Listed entries:
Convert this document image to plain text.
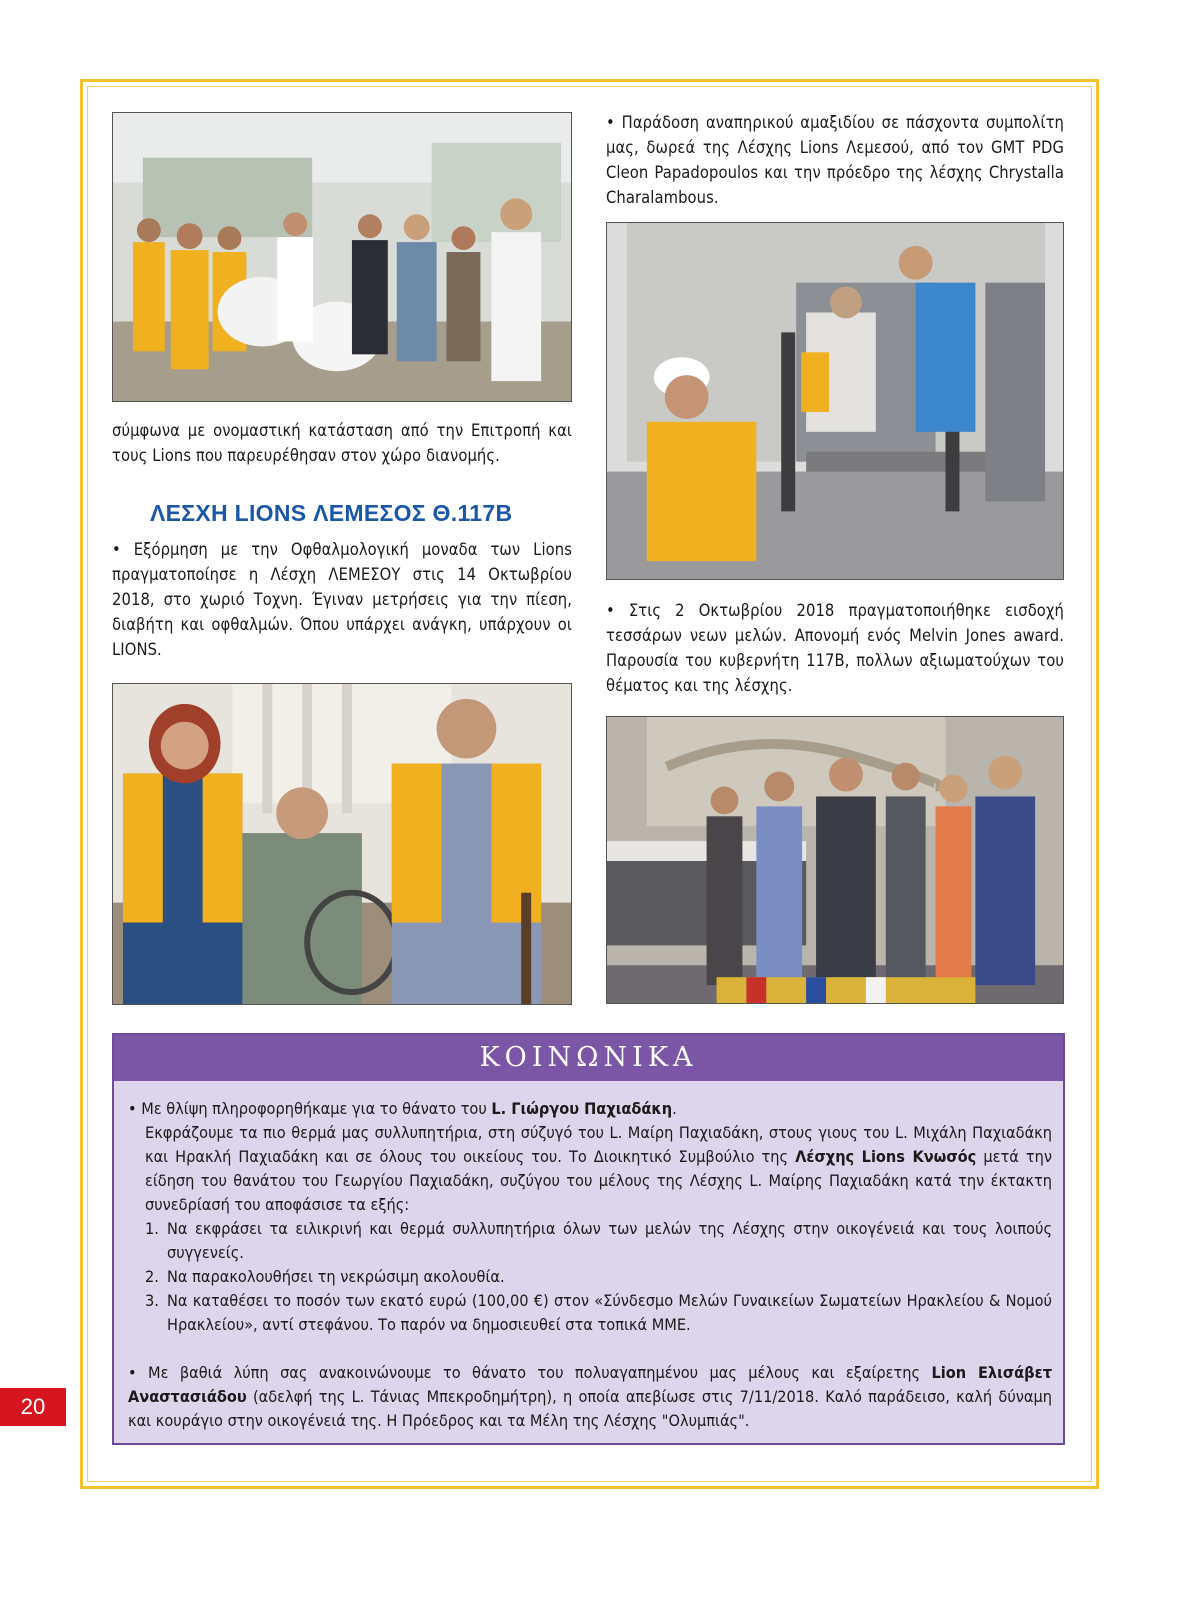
• Παράδοση αναπηρικού αμαξιδίου σε πάσχοντα συμπολίτη μας, δωρεά της Λέσχης Lions Λεμεσού, από τον GMT PDG Cleon Papadopoulos και την πρόεδρο της λέσχης Chrystalla Charalambous.

σύμφωνα με ονομαστική κατάσταση από την Επιτροπή και τους Lions που παρευρέθησαν στον χώρο διανομής.

ΛΕΣΧΗ LIONS ΛΕΜΕΣΟΣ Θ.117Β

• Εξόρμηση με την Οφθαλμολογική μοναδα των Lions πραγματοποίησε η Λέσχη ΛΕΜΕΣΟΥ στις 14 Οκτωβρίου 2018, στο χωριό Τοχνη. Έγιναν μετρήσεις για την πίεση, διαβήτη και οφθαλμών. Όπου υπάρχει ανάγκη, υπάρχουν οι LIONS.

• Στις 2 Οκτωβρίου 2018 πραγματοποιήθηκε εισδοχή τεσσάρων νεων μελών. Απονομή ενός Melvin Jones award. Παρουσία του κυβερνήτη 117Β, πολλων αξιωματούχων του θέματος και της λέσχης.

ΚΟΙΝΩΝΙΚΑ

• Με θλίψη πληροφορηθήκαμε για το θάνατο του L. Γιώργου Παχιαδάκη.

Εκφράζουμε τα πιο θερμά μας συλλυπητήρια, στη σύζυγό του L. Μαίρη Παχιαδάκη, στους γιους του L. Μιχάλη Παχιαδάκη και Ηρακλή Παχιαδάκη και σε όλους του οικείους του. Το Διοικητικό Συμβούλιο της Λέσχης Lions Κνωσός μετά την είδηση του θανάτου του Γεωργίου Παχιαδάκη, συζύγου του μέλους της Λέσχης L. Μαίρης Παχιαδάκη κατά την έκτακτη συνεδρίασή του αποφάσισε τα εξής:

1. Να εκφράσει τα ειλικρινή και θερμά συλλυπητήρια όλων των μελών της Λέσχης στην οικογένειά και τους λοιπούς συγγενείς.
2. Να παρακολουθήσει τη νεκρώσιμη ακολουθία.
3. Να καταθέσει το ποσόν των εκατό ευρώ (100,00 €) στον «Σύνδεσμο Μελών Γυναικείων Σωματείων Ηρακλείου & Νομού Ηρακλείου», αντί στεφάνου. Το παρόν να δημοσιευθεί στα τοπικά ΜΜΕ.

• Με βαθιά λύπη σας ανακοινώνουμε το θάνατο του πολυαγαπημένου μας μέλους και εξαίρετης Lion Ελισάβετ Αναστασιάδου (αδελφή της L. Τάνιας Μπεκροδημήτρη), η οποία απεβίωσε στις 7/11/2018. Καλό παράδεισο, καλή δύναμη και κουράγιο στην οικογένειά της. Η Πρόεδρος και τα Μέλη της Λέσχης "Ολυμπιάς".

20
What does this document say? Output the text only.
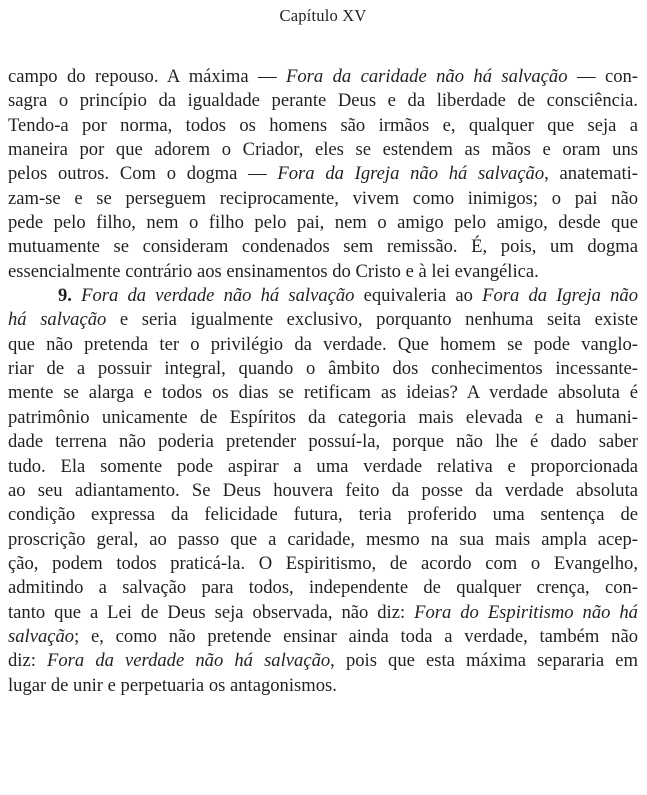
Capítulo XV

campo do repouso. A máxima — Fora da caridade não há salvação — con-
sagra o princípio da igualdade perante Deus e da liberdade de consciência.
Tendo-a por norma, todos os homens são irmãos e, qualquer que seja a
maneira por que adorem o Criador, eles se estendem as mãos e oram uns
pelos outros. Com o dogma — Fora da Igreja não há salvação, anatemati-
zam-se e se perseguem reciprocamente, vivem como inimigos; o pai não
pede pelo filho, nem o filho pelo pai, nem o amigo pelo amigo, desde que
mutuamente se consideram condenados sem remissão. É, pois, um dogma
essencialmente contrário aos ensinamentos do Cristo e à lei evangélica.

9. Fora da verdade não há salvação equivaleria ao Fora da Igreja não
há salvação e seria igualmente exclusivo, porquanto nenhuma seita existe
que não pretenda ter o privilégio da verdade. Que homem se pode vanglo-
riar de a possuir integral, quando o âmbito dos conhecimentos incessante-
mente se alarga e todos os dias se retificam as ideias? A verdade absoluta é
patrimônio unicamente de Espíritos da categoria mais elevada e a humani-
dade terrena não poderia pretender possuí-la, porque não lhe é dado saber
tudo. Ela somente pode aspirar a uma verdade relativa e proporcionada
ao seu adiantamento. Se Deus houvera feito da posse da verdade absoluta
condição expressa da felicidade futura, teria proferido uma sentença de
proscrição geral, ao passo que a caridade, mesmo na sua mais ampla acep-
ção, podem todos praticá-la. O Espiritismo, de acordo com o Evangelho,
admitindo a salvação para todos, independente de qualquer crença, con-
tanto que a Lei de Deus seja observada, não diz: Fora do Espiritismo não há
salvação; e, como não pretende ensinar ainda toda a verdade, também não
diz: Fora da verdade não há salvação, pois que esta máxima separaria em
lugar de unir e perpetuaria os antagonismos.
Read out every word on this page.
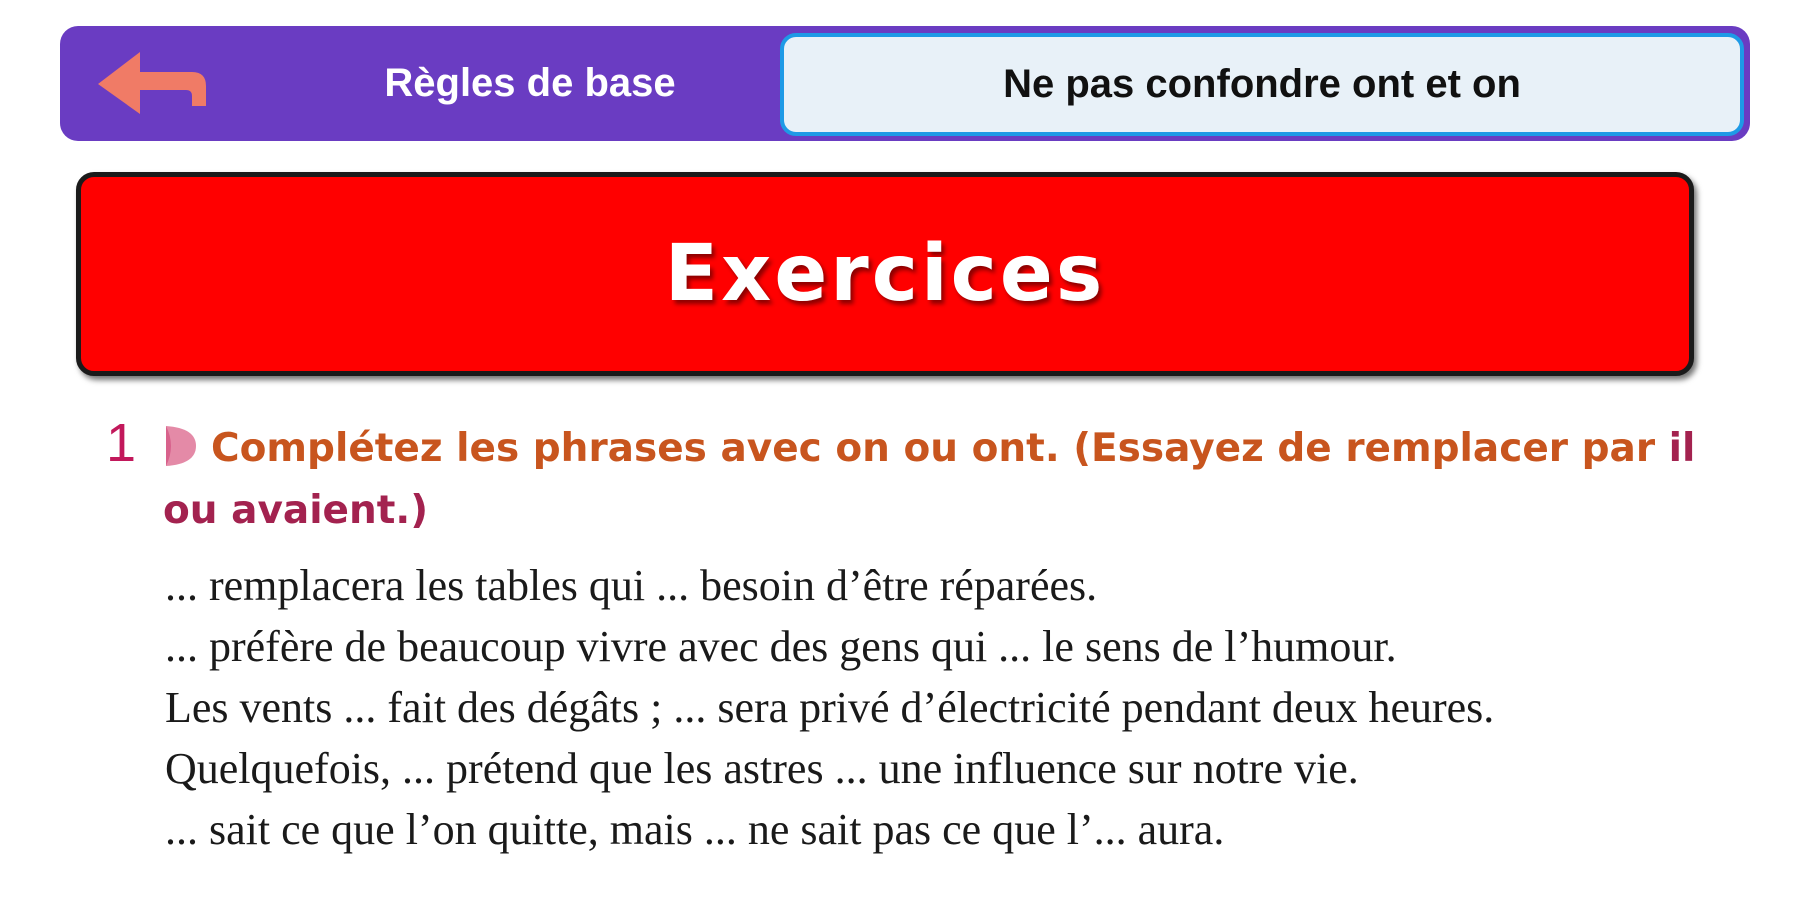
Règles de base	Ne pas confondre ont et on
Exercices
1	Complétez les phrases avec on ou ont. (Essayez de remplacer par il ou avaient.)
... remplacera les tables qui ... besoin d’être réparées.
... préfère de beaucoup vivre avec des gens qui ... le sens de l’humour.
Les vents ... fait des dégâts ; ... sera privé d’électricité pendant deux heures.
Quelquefois, ... prétend que les astres ... une influence sur notre vie.
... sait ce que l’on quitte, mais ... ne sait pas ce que l’... aura.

Instructions for the task: Word for word, please, restate the lines of the listing from the one holding "Read out every word on this page." down to the last line, leaving out any pictures.

Output for this task:
Read out every word on this page.
Règles de base	Ne pas confondre ont et on
Exercices
1	Complétez les phrases avec on ou ont. (Essayez de remplacer par il ou avaient.)
... remplacera les tables qui ... besoin d’être réparées.
... préfère de beaucoup vivre avec des gens qui ... le sens de l’humour.
Les vents ... fait des dégâts ; ... sera privé d’électricité pendant deux heures.
Quelquefois, ... prétend que les astres ... une influence sur notre vie.
... sait ce que l’on quitte, mais ... ne sait pas ce que l’... aura.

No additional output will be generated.